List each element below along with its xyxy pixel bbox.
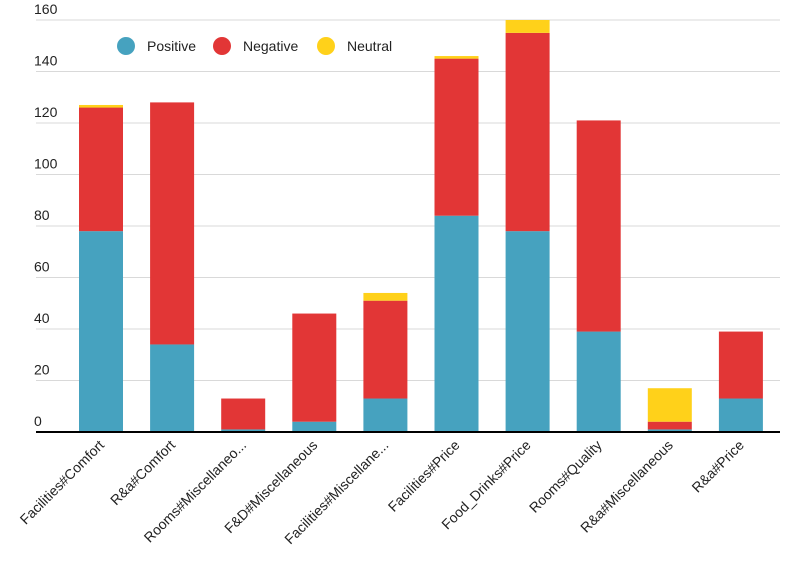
y-tick-label: 140 (34, 53, 58, 69)
bar-positive-6 (505, 231, 550, 432)
y-tick-label: 100 (34, 156, 58, 172)
legend-marker-neutral (317, 37, 335, 55)
legend-marker-negative (213, 37, 231, 55)
bar-positive-2 (221, 429, 266, 432)
y-tick-label: 120 (34, 104, 58, 120)
bar-negative-9 (718, 331, 763, 399)
x-category-label: R&a#Comfort (107, 437, 178, 508)
bar-neutral-8 (647, 388, 692, 422)
x-axis-labels: Facilities#Comfort R&a#ComfortRooms#Misce… (17, 437, 748, 548)
bar-negative-0 (79, 107, 123, 232)
bar-neutral-4 (363, 292, 408, 301)
bar-negative-6 (505, 32, 550, 232)
bar-negative-4 (363, 300, 408, 399)
x-category-label: Rooms#Quality (526, 437, 605, 516)
legend-label-neutral: Neutral (347, 38, 392, 54)
legend-marker-positive (117, 37, 135, 55)
x-category-label: Facilities#Comfort (17, 437, 108, 528)
y-tick-label: 160 (34, 1, 58, 17)
bar-neutral-6 (505, 20, 550, 33)
x-category-label: R&a#Price (688, 437, 747, 496)
bars (79, 20, 763, 432)
y-tick-label: 20 (34, 362, 50, 378)
bar-negative-8 (647, 421, 692, 430)
bar-negative-5 (434, 58, 479, 216)
y-tick-label: 60 (34, 259, 50, 275)
y-tick-label: 40 (34, 310, 50, 326)
bar-negative-3 (292, 313, 337, 422)
gridlines (36, 19, 780, 381)
x-category-label: Facilities#Price (385, 437, 463, 515)
y-axis-ticks: 0 20 40 60 80 100 120 140 160 (34, 1, 58, 429)
bar-positive-3 (292, 421, 337, 432)
bar-negative-7 (576, 120, 621, 332)
y-tick-label: 80 (34, 207, 50, 223)
legend-label-positive: Positive (147, 38, 196, 54)
bar-positive-5 (434, 215, 479, 432)
legend: Positive Negative Neutral (117, 37, 392, 55)
bar-positive-7 (576, 331, 621, 432)
bar-positive-1 (150, 344, 195, 432)
bar-neutral-5 (434, 56, 479, 59)
y-tick-label: 0 (34, 413, 42, 429)
bar-positive-4 (363, 398, 408, 432)
bar-positive-9 (718, 398, 763, 432)
bar-neutral-0 (79, 104, 123, 108)
bar-positive-8 (647, 429, 692, 432)
legend-label-negative: Negative (243, 38, 298, 54)
bar-negative-2 (221, 398, 266, 430)
bar-positive-0 (79, 231, 123, 432)
bar-negative-1 (150, 102, 195, 345)
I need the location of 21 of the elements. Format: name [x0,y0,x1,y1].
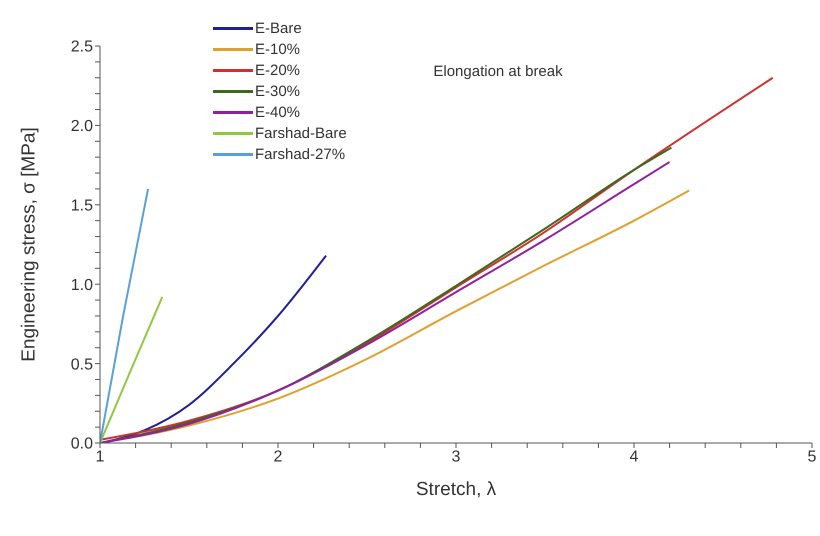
y-tick-label: 1.0 [70,276,94,294]
y-tick-label: 2.0 [70,118,94,136]
legend-label: Farshad-27% [255,145,346,165]
legend-label: E-10% [255,40,300,60]
x-tick-label: 4 [630,448,639,466]
legend-label: E-20% [255,61,300,81]
legend-label: Farshad-Bare [255,124,347,144]
y-tick-label: 0.5 [70,356,94,374]
legend-label: E-40% [255,103,300,123]
x-tick-label: 2 [274,448,283,466]
x-tick-label: 1 [96,448,105,466]
y-axis-title: Engineering stress, σ [MPa] [18,127,40,362]
y-tick-label: 2.5 [70,38,94,56]
x-tick-label: 5 [808,448,817,466]
x-axis-title: Stretch, λ [416,479,497,500]
legend-label: E-30% [255,82,300,102]
y-tick-label: 1.5 [70,197,94,214]
y-tick-label: 0.0 [70,436,94,453]
x-tick-label: 3 [452,448,461,466]
annotation: Elongation at break [433,63,564,80]
legend-label: E-Bare [255,19,302,39]
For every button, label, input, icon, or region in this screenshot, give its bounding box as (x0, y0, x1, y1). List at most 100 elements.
+--
*Exercise prompt*.
Rewrite all of the data above with every "y-tick-label" changed to "y-axis-tick-label" and nothing else altered. Leave the pictures out.

*Task output*.
List each element below along with its xyxy pixel bbox.
y-axis-tick-label: 140 (34, 53, 58, 69)
bar-positive-6 (505, 231, 550, 432)
y-axis-tick-label: 100 (34, 156, 58, 172)
legend-marker-neutral (317, 37, 335, 55)
legend-marker-negative (213, 37, 231, 55)
bar-positive-2 (221, 429, 266, 432)
y-axis-tick-label: 120 (34, 104, 58, 120)
bar-negative-9 (718, 331, 763, 399)
x-category-label: R&a#Comfort (107, 437, 178, 508)
bar-neutral-8 (647, 388, 692, 422)
x-axis-labels: Facilities#Comfort R&a#ComfortRooms#Misce… (17, 437, 748, 548)
bar-negative-0 (79, 107, 123, 232)
bar-neutral-4 (363, 292, 408, 301)
bar-negative-6 (505, 32, 550, 232)
bar-negative-4 (363, 300, 408, 399)
x-category-label: Rooms#Quality (526, 437, 605, 516)
legend-label-neutral: Neutral (347, 38, 392, 54)
legend-marker-positive (117, 37, 135, 55)
x-category-label: Facilities#Comfort (17, 437, 108, 528)
y-axis-tick-label: 160 (34, 1, 58, 17)
bar-neutral-6 (505, 20, 550, 33)
x-category-label: R&a#Price (688, 437, 747, 496)
bars (79, 20, 763, 432)
y-axis-tick-label: 20 (34, 362, 50, 378)
bar-negative-8 (647, 421, 692, 430)
bar-negative-5 (434, 58, 479, 216)
y-axis-tick-label: 60 (34, 259, 50, 275)
y-axis-tick-label: 40 (34, 310, 50, 326)
bar-negative-3 (292, 313, 337, 422)
gridlines (36, 19, 780, 381)
x-category-label: Facilities#Price (385, 437, 463, 515)
y-axis-ticks: 0 20 40 60 80 100 120 140 160 (34, 1, 58, 429)
bar-positive-3 (292, 421, 337, 432)
bar-negative-7 (576, 120, 621, 332)
y-axis-tick-label: 80 (34, 207, 50, 223)
legend-label-positive: Positive (147, 38, 196, 54)
bar-positive-5 (434, 215, 479, 432)
legend: Positive Negative Neutral (117, 37, 392, 55)
bar-positive-7 (576, 331, 621, 432)
bar-positive-1 (150, 344, 195, 432)
bar-neutral-5 (434, 56, 479, 59)
y-axis-tick-label: 0 (34, 413, 42, 429)
bar-positive-4 (363, 398, 408, 432)
bar-positive-9 (718, 398, 763, 432)
bar-neutral-0 (79, 104, 123, 108)
bar-positive-8 (647, 429, 692, 432)
legend-label-negative: Negative (243, 38, 298, 54)
bar-negative-2 (221, 398, 266, 430)
bar-positive-0 (79, 231, 123, 432)
bar-negative-1 (150, 102, 195, 345)
I need the location of 21 of the elements. Format: name [x0,y0,x1,y1].
y-axis-tick-label: 1.0 [70,276,94,294]
y-axis-tick-label: 2.0 [70,118,94,136]
legend-label: Farshad-27% [255,145,346,165]
legend-label: E-10% [255,40,300,60]
x-tick-label: 4 [630,448,639,466]
legend-label: E-20% [255,61,300,81]
legend-label: Farshad-Bare [255,124,347,144]
y-axis-tick-label: 0.5 [70,356,94,374]
legend-label: E-40% [255,103,300,123]
x-tick-label: 2 [274,448,283,466]
x-tick-label: 1 [96,448,105,466]
y-axis-title: Engineering stress, σ [MPa] [18,127,40,362]
y-axis-tick-label: 2.5 [70,38,94,56]
x-tick-label: 5 [808,448,817,466]
x-axis-title: Stretch, λ [416,479,497,500]
legend-label: E-30% [255,82,300,102]
y-axis-tick-label: 1.5 [70,197,94,214]
y-axis-tick-label: 0.0 [70,436,94,453]
x-tick-label: 3 [452,448,461,466]
annotation: Elongation at break [433,63,564,80]
legend-label: E-Bare [255,19,302,39]
For every button, label, input, icon, or region in this screenshot, give its bounding box as (x0, y0, x1, y1). List at most 100 elements.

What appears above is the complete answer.